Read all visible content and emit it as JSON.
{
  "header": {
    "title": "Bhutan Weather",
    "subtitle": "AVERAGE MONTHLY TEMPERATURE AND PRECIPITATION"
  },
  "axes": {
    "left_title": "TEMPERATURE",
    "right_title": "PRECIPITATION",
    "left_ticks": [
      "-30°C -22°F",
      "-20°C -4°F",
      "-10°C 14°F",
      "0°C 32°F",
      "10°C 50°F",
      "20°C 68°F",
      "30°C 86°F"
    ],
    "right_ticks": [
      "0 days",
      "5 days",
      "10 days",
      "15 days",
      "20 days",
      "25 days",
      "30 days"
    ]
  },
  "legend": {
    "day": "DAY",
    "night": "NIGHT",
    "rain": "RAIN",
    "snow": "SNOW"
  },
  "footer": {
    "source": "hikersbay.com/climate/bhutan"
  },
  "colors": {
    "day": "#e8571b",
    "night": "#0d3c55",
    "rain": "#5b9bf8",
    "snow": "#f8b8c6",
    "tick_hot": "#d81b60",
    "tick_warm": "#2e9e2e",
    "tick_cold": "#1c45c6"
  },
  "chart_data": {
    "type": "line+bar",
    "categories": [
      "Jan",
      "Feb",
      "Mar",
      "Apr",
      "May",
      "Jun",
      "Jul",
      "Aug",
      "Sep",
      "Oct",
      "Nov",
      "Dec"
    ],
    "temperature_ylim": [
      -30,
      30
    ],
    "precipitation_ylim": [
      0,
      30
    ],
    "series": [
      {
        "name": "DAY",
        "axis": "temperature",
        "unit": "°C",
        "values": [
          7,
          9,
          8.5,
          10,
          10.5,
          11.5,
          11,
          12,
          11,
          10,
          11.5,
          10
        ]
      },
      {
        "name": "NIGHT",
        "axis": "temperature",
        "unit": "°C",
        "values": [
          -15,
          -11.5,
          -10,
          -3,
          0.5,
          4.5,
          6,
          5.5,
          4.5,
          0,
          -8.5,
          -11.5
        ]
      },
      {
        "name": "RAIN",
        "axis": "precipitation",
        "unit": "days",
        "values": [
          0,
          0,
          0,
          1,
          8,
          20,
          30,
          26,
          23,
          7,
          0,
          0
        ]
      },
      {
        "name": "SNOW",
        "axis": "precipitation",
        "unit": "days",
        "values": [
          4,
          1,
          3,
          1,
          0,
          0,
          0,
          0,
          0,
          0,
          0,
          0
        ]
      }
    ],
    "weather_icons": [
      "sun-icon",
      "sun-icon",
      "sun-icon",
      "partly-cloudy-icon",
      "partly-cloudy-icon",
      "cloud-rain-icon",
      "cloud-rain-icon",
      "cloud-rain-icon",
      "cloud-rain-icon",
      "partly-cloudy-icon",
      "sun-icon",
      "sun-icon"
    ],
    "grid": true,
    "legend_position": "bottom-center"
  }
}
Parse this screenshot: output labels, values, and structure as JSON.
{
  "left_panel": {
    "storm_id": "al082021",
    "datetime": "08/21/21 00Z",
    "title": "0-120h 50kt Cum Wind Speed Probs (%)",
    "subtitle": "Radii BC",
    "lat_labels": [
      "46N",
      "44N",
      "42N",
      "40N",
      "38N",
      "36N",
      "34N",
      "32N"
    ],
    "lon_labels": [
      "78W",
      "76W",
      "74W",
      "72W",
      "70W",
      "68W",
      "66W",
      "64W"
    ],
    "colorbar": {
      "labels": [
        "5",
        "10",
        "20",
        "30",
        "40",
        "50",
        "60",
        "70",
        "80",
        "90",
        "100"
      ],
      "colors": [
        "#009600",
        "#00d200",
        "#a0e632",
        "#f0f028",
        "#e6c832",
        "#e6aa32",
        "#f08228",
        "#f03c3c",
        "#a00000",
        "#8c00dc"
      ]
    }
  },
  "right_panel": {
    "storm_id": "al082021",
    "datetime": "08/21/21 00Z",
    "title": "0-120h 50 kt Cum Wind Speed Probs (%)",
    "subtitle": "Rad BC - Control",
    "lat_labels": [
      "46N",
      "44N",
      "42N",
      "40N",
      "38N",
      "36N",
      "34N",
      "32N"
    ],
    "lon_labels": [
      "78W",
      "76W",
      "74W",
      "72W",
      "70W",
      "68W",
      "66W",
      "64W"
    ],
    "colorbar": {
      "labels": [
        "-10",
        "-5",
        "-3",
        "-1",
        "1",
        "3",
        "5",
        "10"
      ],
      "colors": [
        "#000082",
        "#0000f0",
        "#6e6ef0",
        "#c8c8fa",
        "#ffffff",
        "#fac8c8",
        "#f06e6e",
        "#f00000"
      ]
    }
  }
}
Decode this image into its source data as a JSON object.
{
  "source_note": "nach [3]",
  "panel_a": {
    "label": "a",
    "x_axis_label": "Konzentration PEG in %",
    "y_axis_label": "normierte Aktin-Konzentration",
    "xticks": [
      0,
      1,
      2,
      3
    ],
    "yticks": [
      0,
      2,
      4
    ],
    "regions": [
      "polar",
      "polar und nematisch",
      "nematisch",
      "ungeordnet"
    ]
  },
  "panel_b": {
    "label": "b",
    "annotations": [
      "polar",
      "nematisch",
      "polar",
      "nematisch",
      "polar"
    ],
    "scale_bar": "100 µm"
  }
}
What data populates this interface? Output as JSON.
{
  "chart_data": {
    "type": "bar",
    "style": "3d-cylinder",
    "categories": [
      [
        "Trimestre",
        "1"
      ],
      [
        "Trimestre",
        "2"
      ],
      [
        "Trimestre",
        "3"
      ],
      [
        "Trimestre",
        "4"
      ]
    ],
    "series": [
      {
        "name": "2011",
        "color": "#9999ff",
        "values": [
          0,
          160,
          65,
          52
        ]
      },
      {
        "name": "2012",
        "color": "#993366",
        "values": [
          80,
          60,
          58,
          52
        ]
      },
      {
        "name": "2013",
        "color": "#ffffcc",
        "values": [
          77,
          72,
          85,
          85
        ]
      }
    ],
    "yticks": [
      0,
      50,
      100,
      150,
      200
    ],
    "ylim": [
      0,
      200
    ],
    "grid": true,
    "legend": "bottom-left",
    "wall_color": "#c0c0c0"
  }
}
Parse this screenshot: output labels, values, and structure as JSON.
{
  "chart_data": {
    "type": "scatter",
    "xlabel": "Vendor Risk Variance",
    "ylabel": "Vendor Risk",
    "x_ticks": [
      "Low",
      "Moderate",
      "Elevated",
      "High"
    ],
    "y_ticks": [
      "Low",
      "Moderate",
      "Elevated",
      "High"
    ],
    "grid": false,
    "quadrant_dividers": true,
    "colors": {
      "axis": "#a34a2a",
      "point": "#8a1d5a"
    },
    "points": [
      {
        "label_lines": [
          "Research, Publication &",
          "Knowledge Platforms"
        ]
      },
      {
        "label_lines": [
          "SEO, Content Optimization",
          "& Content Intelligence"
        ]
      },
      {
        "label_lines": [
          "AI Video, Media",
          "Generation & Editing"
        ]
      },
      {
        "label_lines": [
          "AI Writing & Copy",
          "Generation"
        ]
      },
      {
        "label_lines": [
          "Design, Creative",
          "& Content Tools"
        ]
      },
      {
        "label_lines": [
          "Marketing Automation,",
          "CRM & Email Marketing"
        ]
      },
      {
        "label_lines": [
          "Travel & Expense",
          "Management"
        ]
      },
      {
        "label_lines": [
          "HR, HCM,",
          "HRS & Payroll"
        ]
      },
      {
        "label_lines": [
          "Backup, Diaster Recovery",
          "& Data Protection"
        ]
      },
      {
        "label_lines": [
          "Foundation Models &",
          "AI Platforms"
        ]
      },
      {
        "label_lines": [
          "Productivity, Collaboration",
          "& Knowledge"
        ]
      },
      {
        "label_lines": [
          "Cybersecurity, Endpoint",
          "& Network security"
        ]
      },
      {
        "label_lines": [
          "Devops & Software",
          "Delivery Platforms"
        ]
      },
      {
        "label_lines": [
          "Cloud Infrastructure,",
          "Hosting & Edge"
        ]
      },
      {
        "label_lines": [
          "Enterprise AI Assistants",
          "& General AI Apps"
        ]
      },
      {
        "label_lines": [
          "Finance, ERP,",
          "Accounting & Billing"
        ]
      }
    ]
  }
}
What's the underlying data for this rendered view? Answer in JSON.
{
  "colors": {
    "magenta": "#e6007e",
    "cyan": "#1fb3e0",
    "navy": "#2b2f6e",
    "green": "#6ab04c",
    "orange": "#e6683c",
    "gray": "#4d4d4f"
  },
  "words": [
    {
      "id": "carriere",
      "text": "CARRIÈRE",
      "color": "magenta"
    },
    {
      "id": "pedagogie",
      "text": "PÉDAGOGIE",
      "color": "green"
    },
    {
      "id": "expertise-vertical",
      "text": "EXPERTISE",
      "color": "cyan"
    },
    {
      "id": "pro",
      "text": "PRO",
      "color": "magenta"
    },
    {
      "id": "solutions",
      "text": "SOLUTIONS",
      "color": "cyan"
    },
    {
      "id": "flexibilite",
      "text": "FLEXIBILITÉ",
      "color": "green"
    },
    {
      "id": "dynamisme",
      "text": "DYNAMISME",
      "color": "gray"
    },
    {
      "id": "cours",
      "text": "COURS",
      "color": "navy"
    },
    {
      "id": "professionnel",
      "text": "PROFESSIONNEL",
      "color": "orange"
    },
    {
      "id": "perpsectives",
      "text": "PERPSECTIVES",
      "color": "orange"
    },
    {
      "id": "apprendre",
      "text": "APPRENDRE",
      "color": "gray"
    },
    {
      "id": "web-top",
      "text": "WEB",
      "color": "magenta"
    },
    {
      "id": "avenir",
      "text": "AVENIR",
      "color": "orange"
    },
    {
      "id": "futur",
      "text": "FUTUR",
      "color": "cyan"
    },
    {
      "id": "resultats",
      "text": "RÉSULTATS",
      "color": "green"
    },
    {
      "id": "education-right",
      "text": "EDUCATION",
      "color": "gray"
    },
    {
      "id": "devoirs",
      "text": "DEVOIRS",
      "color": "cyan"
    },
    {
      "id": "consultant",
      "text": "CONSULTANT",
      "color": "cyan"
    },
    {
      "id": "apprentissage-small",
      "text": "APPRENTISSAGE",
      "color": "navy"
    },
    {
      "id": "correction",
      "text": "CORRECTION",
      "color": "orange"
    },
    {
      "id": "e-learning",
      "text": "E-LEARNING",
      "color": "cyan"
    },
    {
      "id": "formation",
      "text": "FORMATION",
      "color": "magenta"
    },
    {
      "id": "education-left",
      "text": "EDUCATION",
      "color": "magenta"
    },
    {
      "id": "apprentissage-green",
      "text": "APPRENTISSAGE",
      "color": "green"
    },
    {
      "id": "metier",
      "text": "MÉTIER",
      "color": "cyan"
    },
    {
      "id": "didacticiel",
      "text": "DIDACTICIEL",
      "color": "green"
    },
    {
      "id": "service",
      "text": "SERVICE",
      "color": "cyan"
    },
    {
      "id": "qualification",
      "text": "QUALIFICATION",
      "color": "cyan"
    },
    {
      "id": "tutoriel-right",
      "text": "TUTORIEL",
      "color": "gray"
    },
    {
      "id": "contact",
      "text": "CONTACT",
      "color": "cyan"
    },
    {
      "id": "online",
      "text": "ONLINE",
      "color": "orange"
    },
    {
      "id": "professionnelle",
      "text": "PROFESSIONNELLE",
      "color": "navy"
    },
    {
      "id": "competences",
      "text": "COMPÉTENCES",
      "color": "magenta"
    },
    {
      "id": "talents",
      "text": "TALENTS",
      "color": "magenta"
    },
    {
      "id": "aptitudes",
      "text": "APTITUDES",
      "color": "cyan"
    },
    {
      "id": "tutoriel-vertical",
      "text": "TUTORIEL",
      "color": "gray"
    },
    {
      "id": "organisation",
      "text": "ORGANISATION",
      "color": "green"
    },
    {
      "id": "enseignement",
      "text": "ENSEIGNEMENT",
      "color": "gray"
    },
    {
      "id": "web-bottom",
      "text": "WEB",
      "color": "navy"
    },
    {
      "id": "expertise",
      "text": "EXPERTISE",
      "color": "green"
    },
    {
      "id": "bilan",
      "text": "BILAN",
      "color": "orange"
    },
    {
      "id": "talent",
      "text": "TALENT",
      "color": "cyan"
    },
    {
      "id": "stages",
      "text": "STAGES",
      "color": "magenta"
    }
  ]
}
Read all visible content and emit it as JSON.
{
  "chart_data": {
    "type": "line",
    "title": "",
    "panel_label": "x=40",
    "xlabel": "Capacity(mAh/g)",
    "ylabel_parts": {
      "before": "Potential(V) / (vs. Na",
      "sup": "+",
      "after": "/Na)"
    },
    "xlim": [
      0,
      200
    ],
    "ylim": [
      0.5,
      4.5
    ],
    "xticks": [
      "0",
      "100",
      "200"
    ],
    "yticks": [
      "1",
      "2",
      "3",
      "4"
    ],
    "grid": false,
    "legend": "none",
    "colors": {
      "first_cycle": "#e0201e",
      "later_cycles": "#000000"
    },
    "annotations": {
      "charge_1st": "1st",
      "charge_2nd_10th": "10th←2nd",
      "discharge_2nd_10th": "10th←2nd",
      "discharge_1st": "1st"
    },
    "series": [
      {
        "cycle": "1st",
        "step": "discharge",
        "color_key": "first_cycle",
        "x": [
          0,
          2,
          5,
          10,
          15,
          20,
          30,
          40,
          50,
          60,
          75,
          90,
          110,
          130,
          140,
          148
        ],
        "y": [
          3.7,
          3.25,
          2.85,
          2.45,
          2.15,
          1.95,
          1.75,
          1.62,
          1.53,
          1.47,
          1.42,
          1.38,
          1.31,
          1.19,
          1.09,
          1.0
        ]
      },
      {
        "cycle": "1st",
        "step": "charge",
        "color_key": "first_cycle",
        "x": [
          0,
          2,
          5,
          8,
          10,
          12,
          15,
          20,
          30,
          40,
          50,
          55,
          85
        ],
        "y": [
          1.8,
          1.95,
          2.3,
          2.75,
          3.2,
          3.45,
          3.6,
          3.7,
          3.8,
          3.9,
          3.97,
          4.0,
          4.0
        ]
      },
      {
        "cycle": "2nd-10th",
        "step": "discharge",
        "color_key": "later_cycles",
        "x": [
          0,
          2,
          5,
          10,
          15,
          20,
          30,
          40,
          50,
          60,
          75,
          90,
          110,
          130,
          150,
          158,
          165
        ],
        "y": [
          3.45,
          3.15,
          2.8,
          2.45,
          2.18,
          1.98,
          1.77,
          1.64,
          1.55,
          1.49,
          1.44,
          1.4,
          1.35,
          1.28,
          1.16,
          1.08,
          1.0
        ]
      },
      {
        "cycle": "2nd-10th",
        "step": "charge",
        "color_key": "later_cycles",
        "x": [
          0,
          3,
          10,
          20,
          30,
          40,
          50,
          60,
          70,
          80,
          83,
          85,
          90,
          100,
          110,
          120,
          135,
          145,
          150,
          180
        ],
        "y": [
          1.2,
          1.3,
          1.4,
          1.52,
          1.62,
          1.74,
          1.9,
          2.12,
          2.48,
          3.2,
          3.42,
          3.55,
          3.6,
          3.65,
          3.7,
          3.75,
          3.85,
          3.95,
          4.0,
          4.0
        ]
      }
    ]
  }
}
--- --- ---
Find the word "Platforms" and list each line it appears in.

          "Knowledge Platforms"
          "AI Platforms"
          "Delivery Platforms"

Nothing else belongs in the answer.